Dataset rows
****************
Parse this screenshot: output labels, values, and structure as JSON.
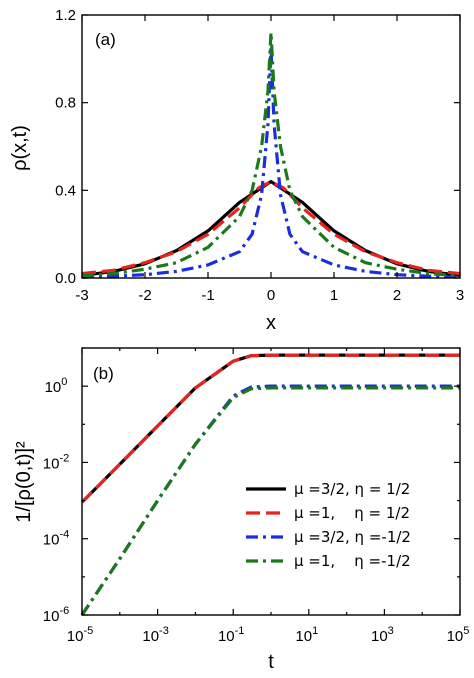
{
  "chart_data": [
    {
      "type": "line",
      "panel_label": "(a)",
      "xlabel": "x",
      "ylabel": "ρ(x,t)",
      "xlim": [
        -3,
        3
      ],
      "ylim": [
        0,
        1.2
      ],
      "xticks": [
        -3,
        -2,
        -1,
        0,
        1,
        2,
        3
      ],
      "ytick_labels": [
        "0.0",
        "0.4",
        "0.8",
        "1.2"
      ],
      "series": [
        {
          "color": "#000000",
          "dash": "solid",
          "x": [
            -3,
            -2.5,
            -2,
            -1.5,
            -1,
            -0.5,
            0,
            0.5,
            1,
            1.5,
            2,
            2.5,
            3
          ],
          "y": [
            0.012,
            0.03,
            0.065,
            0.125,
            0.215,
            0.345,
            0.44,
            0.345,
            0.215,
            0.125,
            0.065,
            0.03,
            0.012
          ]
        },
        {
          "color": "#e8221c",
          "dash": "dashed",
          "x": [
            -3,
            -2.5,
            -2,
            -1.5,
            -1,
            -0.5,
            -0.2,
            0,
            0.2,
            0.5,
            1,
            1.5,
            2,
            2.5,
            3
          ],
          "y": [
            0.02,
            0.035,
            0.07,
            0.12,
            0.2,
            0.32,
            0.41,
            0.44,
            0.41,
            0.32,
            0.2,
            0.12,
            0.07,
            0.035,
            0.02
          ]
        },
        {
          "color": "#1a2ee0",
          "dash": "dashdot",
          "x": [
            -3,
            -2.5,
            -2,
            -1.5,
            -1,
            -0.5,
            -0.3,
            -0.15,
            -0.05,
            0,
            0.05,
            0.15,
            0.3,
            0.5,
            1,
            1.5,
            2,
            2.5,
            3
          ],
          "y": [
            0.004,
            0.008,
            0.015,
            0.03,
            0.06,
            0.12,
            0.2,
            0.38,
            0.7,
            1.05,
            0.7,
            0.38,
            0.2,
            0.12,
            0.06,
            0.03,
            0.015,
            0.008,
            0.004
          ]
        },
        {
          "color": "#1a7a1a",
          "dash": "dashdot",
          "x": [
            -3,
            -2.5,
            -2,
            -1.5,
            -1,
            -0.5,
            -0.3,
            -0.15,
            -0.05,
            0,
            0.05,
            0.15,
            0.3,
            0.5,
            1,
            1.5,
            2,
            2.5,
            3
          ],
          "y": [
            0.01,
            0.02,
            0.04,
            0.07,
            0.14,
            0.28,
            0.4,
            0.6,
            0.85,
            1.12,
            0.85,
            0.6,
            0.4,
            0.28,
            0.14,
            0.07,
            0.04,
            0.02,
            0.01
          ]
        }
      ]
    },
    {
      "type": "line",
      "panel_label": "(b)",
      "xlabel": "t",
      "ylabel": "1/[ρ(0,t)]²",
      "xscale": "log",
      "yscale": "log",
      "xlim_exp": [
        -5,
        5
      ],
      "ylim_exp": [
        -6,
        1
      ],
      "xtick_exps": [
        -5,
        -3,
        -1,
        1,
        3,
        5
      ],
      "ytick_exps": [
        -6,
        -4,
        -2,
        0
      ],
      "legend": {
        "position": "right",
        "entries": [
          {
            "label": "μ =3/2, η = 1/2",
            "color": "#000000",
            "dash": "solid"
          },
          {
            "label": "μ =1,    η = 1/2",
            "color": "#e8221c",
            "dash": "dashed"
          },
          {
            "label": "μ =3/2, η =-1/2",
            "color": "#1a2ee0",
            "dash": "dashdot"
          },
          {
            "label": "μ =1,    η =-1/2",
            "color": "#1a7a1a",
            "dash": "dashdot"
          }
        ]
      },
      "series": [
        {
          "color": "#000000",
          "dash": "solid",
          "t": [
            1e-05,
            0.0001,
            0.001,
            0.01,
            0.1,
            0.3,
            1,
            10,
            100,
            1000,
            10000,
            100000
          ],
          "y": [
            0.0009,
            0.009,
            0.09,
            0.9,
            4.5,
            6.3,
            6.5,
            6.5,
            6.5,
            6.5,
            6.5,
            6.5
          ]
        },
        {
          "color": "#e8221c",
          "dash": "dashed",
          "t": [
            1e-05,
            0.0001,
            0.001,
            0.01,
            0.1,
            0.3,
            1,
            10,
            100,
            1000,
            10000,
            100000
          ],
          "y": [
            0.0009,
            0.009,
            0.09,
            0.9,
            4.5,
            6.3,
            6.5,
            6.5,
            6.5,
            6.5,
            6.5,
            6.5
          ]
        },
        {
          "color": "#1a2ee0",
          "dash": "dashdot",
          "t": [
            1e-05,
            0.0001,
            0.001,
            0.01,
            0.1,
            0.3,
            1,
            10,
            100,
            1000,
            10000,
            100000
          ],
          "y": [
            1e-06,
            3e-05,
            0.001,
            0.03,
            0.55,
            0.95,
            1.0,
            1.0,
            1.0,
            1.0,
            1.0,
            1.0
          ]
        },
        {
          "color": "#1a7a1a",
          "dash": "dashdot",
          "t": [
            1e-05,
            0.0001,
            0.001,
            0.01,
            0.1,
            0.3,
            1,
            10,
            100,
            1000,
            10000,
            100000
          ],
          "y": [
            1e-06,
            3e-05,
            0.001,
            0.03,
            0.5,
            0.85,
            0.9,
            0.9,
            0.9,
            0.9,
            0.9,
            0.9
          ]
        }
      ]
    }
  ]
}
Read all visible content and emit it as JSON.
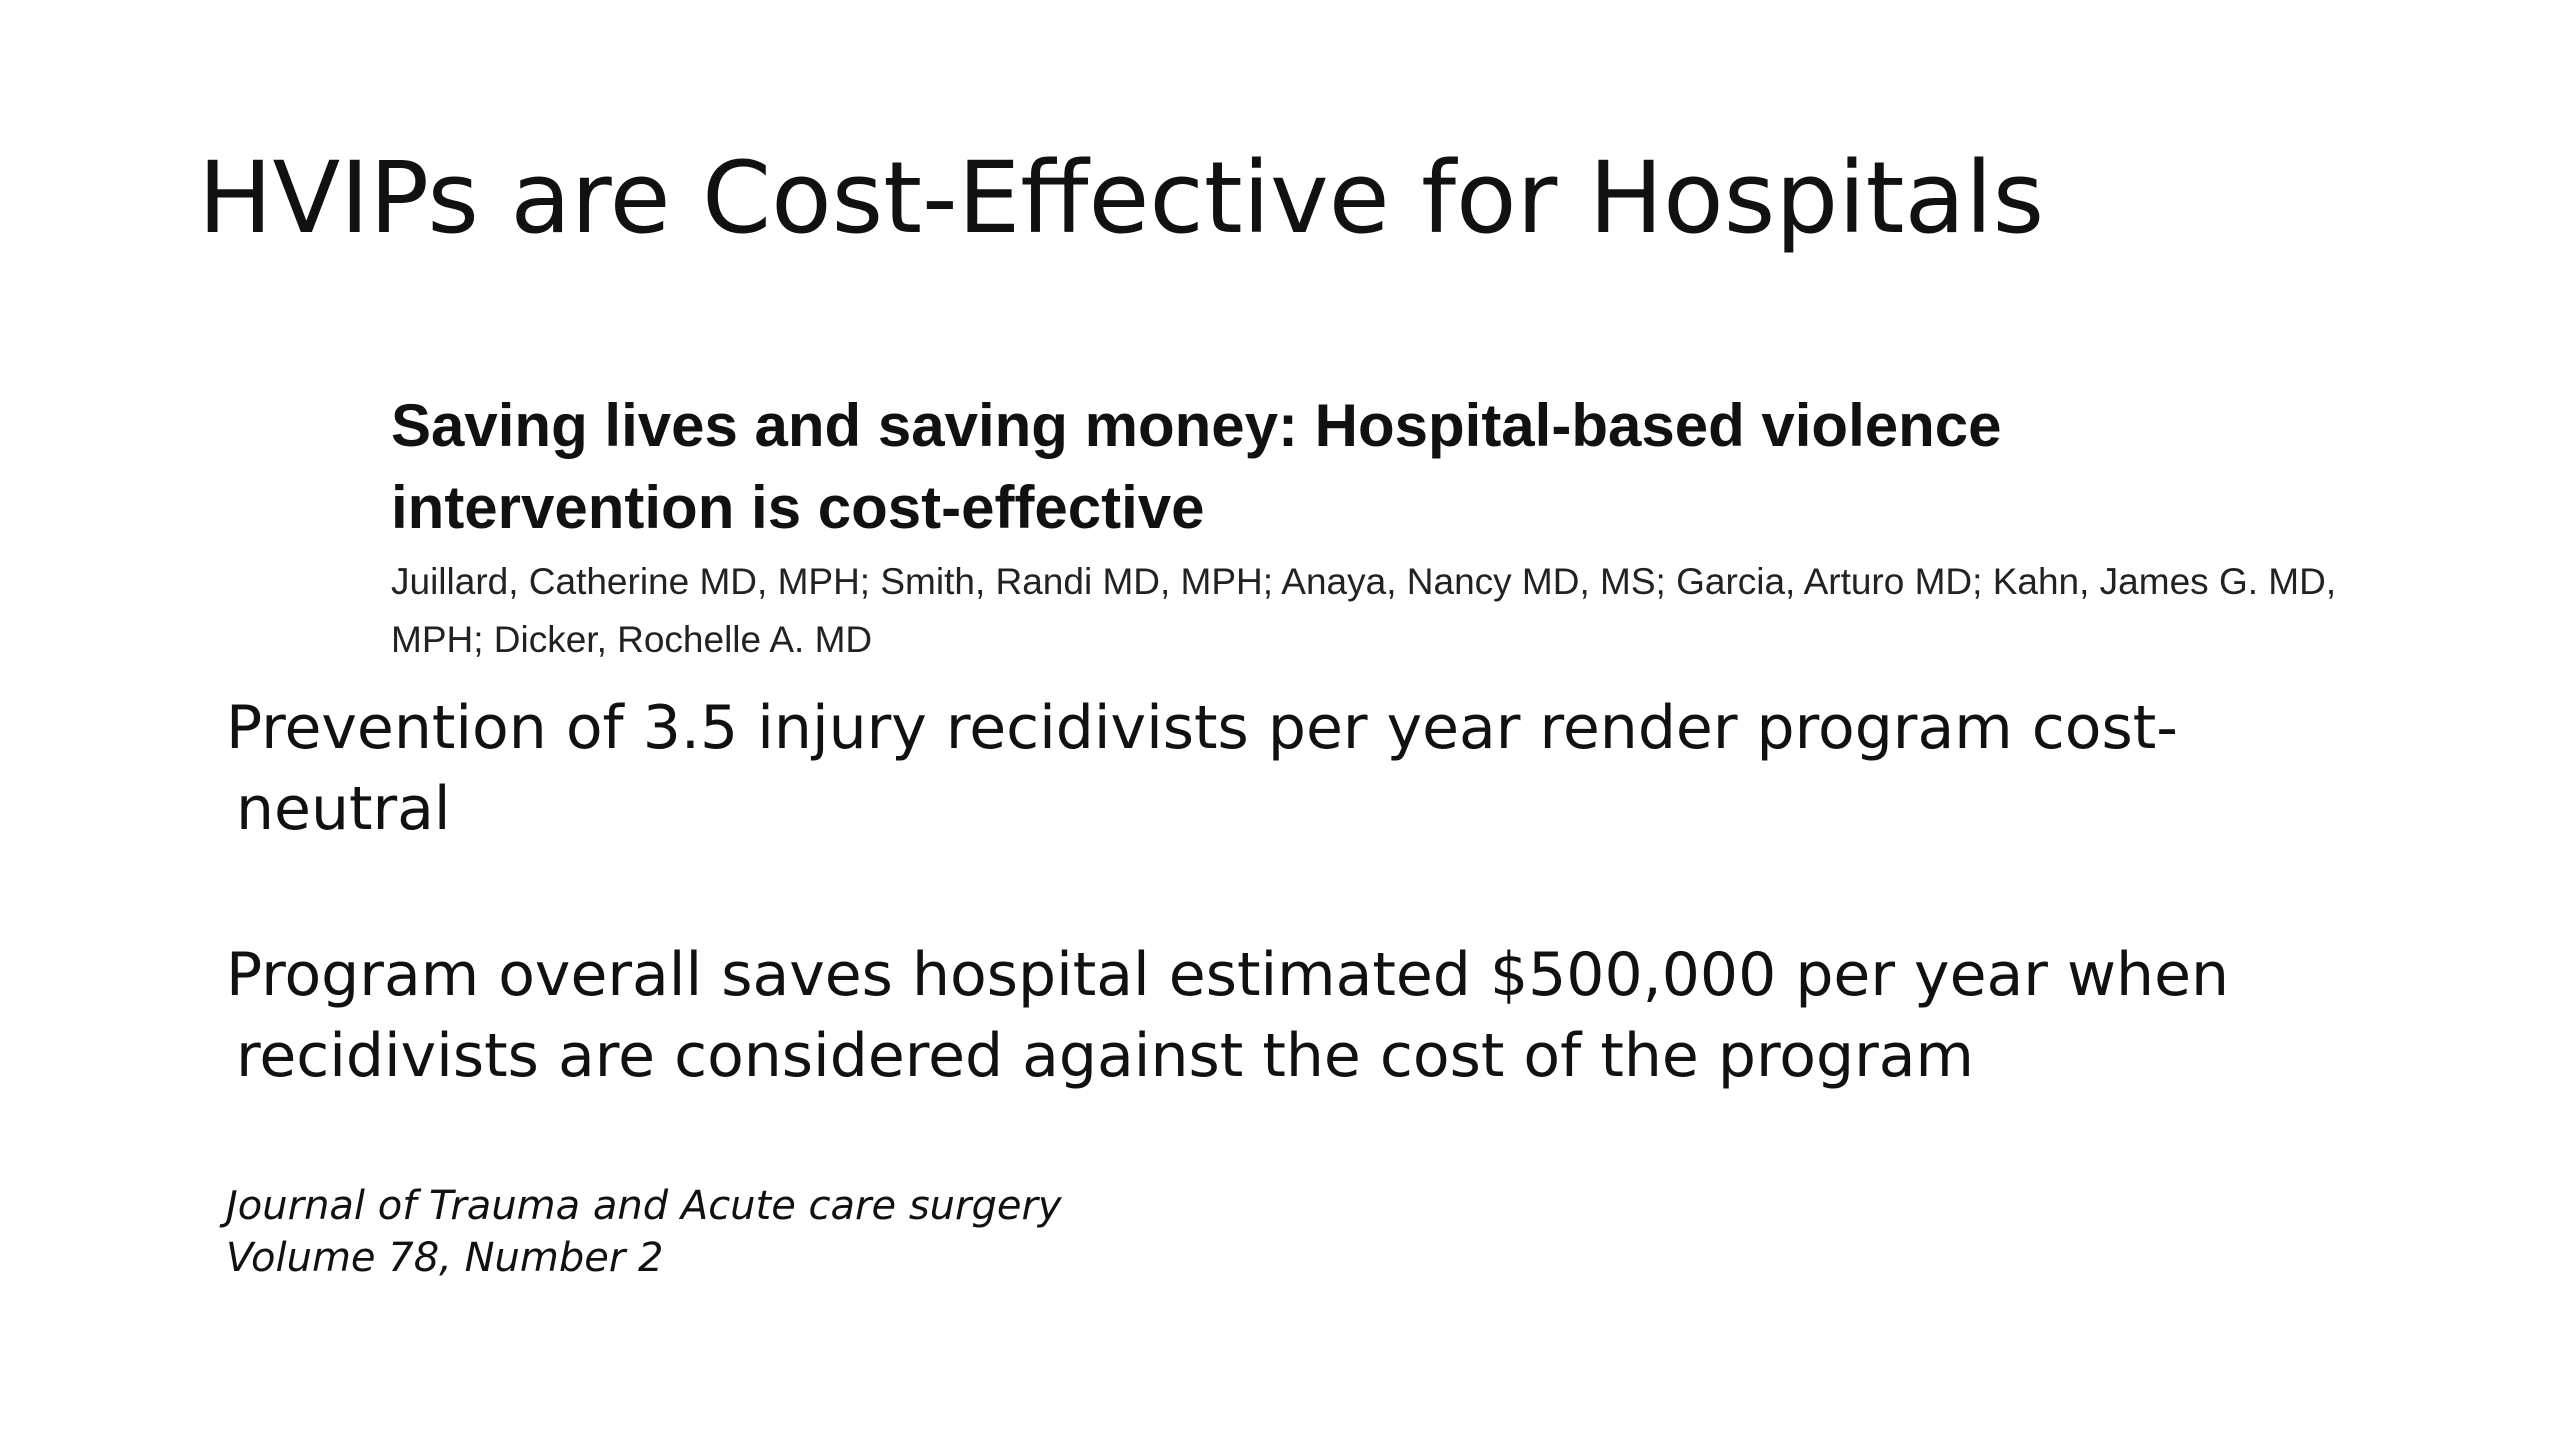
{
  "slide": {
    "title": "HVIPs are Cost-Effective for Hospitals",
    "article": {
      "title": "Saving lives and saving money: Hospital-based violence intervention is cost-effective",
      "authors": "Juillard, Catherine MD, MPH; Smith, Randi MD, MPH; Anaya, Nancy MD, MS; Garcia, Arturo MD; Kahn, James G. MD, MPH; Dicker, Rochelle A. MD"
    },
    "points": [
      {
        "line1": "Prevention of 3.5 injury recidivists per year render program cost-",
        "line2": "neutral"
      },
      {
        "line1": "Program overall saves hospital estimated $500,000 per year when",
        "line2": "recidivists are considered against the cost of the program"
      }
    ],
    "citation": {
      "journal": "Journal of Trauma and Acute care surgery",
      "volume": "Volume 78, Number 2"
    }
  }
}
****************
• REQUIREMENT: Copy every line from the entries that contains the word "recidivists".

• SOLUTION TO THIS EXERCISE:
        "line1": "Prevention of 3.5 injury recidivists per year render program cost-",
        "line2": "recidivists are considered against the cost of the program"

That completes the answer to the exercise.